[Material for the task]:
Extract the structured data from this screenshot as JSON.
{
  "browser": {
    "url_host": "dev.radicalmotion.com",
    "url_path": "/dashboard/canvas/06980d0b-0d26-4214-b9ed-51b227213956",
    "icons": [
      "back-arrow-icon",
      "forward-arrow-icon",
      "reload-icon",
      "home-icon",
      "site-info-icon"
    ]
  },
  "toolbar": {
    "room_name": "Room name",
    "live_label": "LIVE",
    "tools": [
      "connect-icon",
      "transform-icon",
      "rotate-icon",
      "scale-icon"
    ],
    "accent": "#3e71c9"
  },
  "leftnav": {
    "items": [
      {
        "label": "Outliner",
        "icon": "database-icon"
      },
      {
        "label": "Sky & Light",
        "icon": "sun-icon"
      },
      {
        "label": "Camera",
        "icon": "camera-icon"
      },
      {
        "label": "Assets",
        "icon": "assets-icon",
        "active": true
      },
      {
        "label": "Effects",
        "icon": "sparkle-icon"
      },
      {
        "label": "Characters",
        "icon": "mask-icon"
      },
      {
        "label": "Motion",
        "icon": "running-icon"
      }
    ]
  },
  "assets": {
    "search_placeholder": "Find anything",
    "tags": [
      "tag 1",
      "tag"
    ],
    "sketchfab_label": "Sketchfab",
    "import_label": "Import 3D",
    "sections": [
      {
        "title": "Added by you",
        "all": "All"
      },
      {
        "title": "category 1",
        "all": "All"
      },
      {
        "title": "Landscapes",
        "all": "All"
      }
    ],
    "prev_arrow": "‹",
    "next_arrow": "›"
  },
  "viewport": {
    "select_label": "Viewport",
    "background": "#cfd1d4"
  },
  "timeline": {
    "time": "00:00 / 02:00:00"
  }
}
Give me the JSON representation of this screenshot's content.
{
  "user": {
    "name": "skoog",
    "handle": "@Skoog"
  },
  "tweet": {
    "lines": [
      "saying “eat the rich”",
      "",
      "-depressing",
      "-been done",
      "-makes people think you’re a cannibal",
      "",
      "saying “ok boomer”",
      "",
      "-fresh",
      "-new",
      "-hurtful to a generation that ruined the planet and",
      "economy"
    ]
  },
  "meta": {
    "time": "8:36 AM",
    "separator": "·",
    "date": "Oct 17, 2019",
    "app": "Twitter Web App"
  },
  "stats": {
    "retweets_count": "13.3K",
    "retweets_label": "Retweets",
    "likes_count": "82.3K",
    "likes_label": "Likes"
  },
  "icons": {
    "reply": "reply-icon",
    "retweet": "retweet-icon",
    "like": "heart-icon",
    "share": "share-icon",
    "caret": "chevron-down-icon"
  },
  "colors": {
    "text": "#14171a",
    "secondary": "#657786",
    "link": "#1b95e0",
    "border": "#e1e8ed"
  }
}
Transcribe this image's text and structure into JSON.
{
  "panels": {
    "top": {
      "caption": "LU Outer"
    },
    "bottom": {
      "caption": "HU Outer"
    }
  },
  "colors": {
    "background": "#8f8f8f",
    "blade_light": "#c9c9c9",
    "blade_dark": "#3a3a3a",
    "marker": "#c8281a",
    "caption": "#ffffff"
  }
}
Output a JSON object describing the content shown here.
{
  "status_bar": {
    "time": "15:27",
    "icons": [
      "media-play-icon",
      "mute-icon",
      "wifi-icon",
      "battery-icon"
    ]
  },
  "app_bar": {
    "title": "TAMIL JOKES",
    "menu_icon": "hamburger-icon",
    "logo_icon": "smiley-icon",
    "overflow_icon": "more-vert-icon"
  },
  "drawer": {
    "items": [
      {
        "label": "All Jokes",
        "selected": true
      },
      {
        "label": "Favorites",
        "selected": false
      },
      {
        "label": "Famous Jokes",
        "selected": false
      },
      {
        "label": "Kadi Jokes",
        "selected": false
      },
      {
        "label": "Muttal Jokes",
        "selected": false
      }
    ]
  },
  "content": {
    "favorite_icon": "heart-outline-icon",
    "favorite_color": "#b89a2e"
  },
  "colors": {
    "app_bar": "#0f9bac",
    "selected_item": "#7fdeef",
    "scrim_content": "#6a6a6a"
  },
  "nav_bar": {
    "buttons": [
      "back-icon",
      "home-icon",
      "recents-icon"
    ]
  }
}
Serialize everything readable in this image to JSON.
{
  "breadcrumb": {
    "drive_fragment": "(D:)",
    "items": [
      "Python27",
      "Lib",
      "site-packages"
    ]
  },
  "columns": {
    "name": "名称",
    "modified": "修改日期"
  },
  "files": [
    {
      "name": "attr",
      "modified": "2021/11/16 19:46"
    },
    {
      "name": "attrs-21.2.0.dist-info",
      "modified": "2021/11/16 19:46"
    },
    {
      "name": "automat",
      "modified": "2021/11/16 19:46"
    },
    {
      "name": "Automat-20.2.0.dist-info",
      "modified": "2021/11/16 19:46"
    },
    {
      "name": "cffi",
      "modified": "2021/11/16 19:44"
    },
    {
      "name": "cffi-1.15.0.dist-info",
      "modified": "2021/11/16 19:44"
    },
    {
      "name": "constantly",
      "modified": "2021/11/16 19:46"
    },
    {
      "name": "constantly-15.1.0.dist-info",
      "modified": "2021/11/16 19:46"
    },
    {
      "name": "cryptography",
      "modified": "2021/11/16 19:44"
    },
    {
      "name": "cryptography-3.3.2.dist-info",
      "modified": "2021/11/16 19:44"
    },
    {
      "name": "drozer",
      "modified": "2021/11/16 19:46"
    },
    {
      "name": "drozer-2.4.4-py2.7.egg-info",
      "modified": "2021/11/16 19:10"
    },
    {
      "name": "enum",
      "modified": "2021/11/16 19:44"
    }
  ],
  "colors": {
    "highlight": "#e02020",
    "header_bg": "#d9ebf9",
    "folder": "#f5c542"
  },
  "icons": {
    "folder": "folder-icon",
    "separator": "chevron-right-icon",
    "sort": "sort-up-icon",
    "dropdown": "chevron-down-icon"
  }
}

[What to work on]: Write out all the entries exactly.

[Answer to this problem]:
Extract the structured data from this screenshot as JSON.
{
  "browser": {
    "url_host": "dev.radicalmotion.com",
    "url_path": "/dashboard/canvas/06980d0b-0d26-4214-b9ed-51b227213956",
    "icons": [
      "back-arrow-icon",
      "forward-arrow-icon",
      "reload-icon",
      "home-icon",
      "site-info-icon"
    ]
  },
  "toolbar": {
    "room_name": "Room name",
    "live_label": "LIVE",
    "tools": [
      "connect-icon",
      "transform-icon",
      "rotate-icon",
      "scale-icon"
    ],
    "accent": "#3e71c9"
  },
  "leftnav": {
    "items": [
      {
        "label": "Outliner",
        "icon": "database-icon"
      },
      {
        "label": "Sky & Light",
        "icon": "sun-icon"
      },
      {
        "label": "Camera",
        "icon": "camera-icon"
      },
      {
        "label": "Assets",
        "icon": "assets-icon",
        "active": true
      },
      {
        "label": "Effects",
        "icon": "sparkle-icon"
      },
      {
        "label": "Characters",
        "icon": "mask-icon"
      },
      {
        "label": "Motion",
        "icon": "running-icon"
      }
    ]
  },
  "assets": {
    "search_placeholder": "Find anything",
    "tags": [
      "tag 1",
      "tag"
    ],
    "sketchfab_label": "Sketchfab",
    "import_label": "Import 3D",
    "sections": [
      {
        "title": "Added by you",
        "all": "All"
      },
      {
        "title": "category 1",
        "all": "All"
      },
      {
        "title": "Landscapes",
        "all": "All"
      }
    ],
    "prev_arrow": "‹",
    "next_arrow": "›"
  },
  "viewport": {
    "select_label": "Viewport",
    "background": "#cfd1d4"
  },
  "timeline": {
    "time": "00:00 / 02:00:00"
  }
}
Give me the JSON representation of this screenshot's content.
{
  "user": {
    "name": "skoog",
    "handle": "@Skoog"
  },
  "tweet": {
    "lines": [
      "saying “eat the rich”",
      "",
      "-depressing",
      "-been done",
      "-makes people think you’re a cannibal",
      "",
      "saying “ok boomer”",
      "",
      "-fresh",
      "-new",
      "-hurtful to a generation that ruined the planet and",
      "economy"
    ]
  },
  "meta": {
    "time": "8:36 AM",
    "separator": "·",
    "date": "Oct 17, 2019",
    "app": "Twitter Web App"
  },
  "stats": {
    "retweets_count": "13.3K",
    "retweets_label": "Retweets",
    "likes_count": "82.3K",
    "likes_label": "Likes"
  },
  "icons": {
    "reply": "reply-icon",
    "retweet": "retweet-icon",
    "like": "heart-icon",
    "share": "share-icon",
    "caret": "chevron-down-icon"
  },
  "colors": {
    "text": "#14171a",
    "secondary": "#657786",
    "link": "#1b95e0",
    "border": "#e1e8ed"
  }
}
Transcribe this image's text and structure into JSON.
{
  "panels": {
    "top": {
      "caption": "LU Outer"
    },
    "bottom": {
      "caption": "HU Outer"
    }
  },
  "colors": {
    "background": "#8f8f8f",
    "blade_light": "#c9c9c9",
    "blade_dark": "#3a3a3a",
    "marker": "#c8281a",
    "caption": "#ffffff"
  }
}
Output a JSON object describing the content shown here.
{
  "status_bar": {
    "time": "15:27",
    "icons": [
      "media-play-icon",
      "mute-icon",
      "wifi-icon",
      "battery-icon"
    ]
  },
  "app_bar": {
    "title": "TAMIL JOKES",
    "menu_icon": "hamburger-icon",
    "logo_icon": "smiley-icon",
    "overflow_icon": "more-vert-icon"
  },
  "drawer": {
    "items": [
      {
        "label": "All Jokes",
        "selected": true
      },
      {
        "label": "Favorites",
        "selected": false
      },
      {
        "label": "Famous Jokes",
        "selected": false
      },
      {
        "label": "Kadi Jokes",
        "selected": false
      },
      {
        "label": "Muttal Jokes",
        "selected": false
      }
    ]
  },
  "content": {
    "favorite_icon": "heart-outline-icon",
    "favorite_color": "#b89a2e"
  },
  "colors": {
    "app_bar": "#0f9bac",
    "selected_item": "#7fdeef",
    "scrim_content": "#6a6a6a"
  },
  "nav_bar": {
    "buttons": [
      "back-icon",
      "home-icon",
      "recents-icon"
    ]
  }
}
Serialize everything readable in this image to JSON.
{
  "breadcrumb": {
    "drive_fragment": "(D:)",
    "items": [
      "Python27",
      "Lib",
      "site-packages"
    ]
  },
  "columns": {
    "name": "名称",
    "modified": "修改日期"
  },
  "files": [
    {
      "name": "attr",
      "modified": "2021/11/16 19:46"
    },
    {
      "name": "attrs-21.2.0.dist-info",
      "modified": "2021/11/16 19:46"
    },
    {
      "name": "automat",
      "modified": "2021/11/16 19:46"
    },
    {
      "name": "Automat-20.2.0.dist-info",
      "modified": "2021/11/16 19:46"
    },
    {
      "name": "cffi",
      "modified": "2021/11/16 19:44"
    },
    {
      "name": "cffi-1.15.0.dist-info",
      "modified": "2021/11/16 19:44"
    },
    {
      "name": "constantly",
      "modified": "2021/11/16 19:46"
    },
    {
      "name": "constantly-15.1.0.dist-info",
      "modified": "2021/11/16 19:46"
    },
    {
      "name": "cryptography",
      "modified": "2021/11/16 19:44"
    },
    {
      "name": "cryptography-3.3.2.dist-info",
      "modified": "2021/11/16 19:44"
    },
    {
      "name": "drozer",
      "modified": "2021/11/16 19:46"
    },
    {
      "name": "drozer-2.4.4-py2.7.egg-info",
      "modified": "2021/11/16 19:10"
    },
    {
      "name": "enum",
      "modified": "2021/11/16 19:44"
    }
  ],
  "colors": {
    "highlight": "#e02020",
    "header_bg": "#d9ebf9",
    "folder": "#f5c542"
  },
  "icons": {
    "folder": "folder-icon",
    "separator": "chevron-right-icon",
    "sort": "sort-up-icon",
    "dropdown": "chevron-down-icon"
  }
}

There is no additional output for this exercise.